### Information shown
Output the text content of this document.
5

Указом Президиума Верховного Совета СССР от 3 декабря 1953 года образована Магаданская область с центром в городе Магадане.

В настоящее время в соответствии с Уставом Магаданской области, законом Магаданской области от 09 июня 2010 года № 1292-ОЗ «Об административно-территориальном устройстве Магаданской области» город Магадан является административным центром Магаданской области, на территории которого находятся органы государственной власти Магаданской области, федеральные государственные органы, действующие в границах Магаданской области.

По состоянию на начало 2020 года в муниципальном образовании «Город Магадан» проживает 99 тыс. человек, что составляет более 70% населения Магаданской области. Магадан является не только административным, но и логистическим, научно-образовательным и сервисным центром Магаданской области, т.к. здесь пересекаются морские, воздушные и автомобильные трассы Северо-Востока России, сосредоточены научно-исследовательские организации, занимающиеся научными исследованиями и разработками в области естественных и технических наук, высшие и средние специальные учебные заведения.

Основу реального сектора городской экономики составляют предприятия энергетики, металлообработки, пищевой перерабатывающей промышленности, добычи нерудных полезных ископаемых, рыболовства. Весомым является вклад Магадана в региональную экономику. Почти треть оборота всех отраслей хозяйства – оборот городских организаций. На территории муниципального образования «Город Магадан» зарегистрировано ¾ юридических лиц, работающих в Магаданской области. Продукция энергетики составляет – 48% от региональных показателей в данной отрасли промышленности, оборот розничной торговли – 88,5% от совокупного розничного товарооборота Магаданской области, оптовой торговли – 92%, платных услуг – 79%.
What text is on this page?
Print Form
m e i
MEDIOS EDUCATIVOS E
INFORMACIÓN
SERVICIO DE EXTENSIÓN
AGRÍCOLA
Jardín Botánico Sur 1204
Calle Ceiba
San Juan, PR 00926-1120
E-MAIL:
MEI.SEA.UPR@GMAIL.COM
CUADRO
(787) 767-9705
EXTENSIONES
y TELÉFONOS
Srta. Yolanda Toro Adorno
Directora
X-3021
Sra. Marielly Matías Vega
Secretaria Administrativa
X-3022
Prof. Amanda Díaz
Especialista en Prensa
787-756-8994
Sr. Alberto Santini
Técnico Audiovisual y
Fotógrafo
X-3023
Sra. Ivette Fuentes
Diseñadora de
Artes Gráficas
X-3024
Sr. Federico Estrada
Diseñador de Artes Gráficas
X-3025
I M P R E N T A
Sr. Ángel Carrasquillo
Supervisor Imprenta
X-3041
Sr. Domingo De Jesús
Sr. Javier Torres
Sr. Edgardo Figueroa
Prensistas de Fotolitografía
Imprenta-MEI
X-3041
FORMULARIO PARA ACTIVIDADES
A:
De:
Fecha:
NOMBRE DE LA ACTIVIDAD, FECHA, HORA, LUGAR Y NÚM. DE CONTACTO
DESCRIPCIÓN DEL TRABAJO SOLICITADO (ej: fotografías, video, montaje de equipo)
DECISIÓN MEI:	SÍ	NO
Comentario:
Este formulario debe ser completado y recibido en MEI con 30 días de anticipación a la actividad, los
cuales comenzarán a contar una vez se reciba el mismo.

### Directive
Show each line holding the word "года".

### Completed task
Указом Президиума Верховного Совета СССР от 3 декабря 1953 года образована Магаданская область с центром в городе Магадане.
В настоящее время в соответствии с Уставом Магаданской области, законом Магаданской области от 09 июня 2010 года № 1292-ОЗ «Об административно-территориальном устройстве Магаданской области» город Магадан является административным центром Магаданской области, на территории которого находятся органы государственной власти Магаданской области, федеральные государственные органы, действующие в границах Магаданской области.
По состоянию на начало 2020 года в муниципальном образовании «Город Магадан» проживает 99 тыс. человек, что составляет более 70% населения Магаданской области. Магадан является не только административным, но и логистическим, научно-образовательным и сервисным центром Магаданской области, т.к. здесь пересекаются морские, воздушные и автомобильные трассы Северо-Востока России, сосредоточены научно-исследовательские организации, занимающиеся научными исследованиями и разработками в области естественных и технических наук, высшие и средние специальные учебные заведения.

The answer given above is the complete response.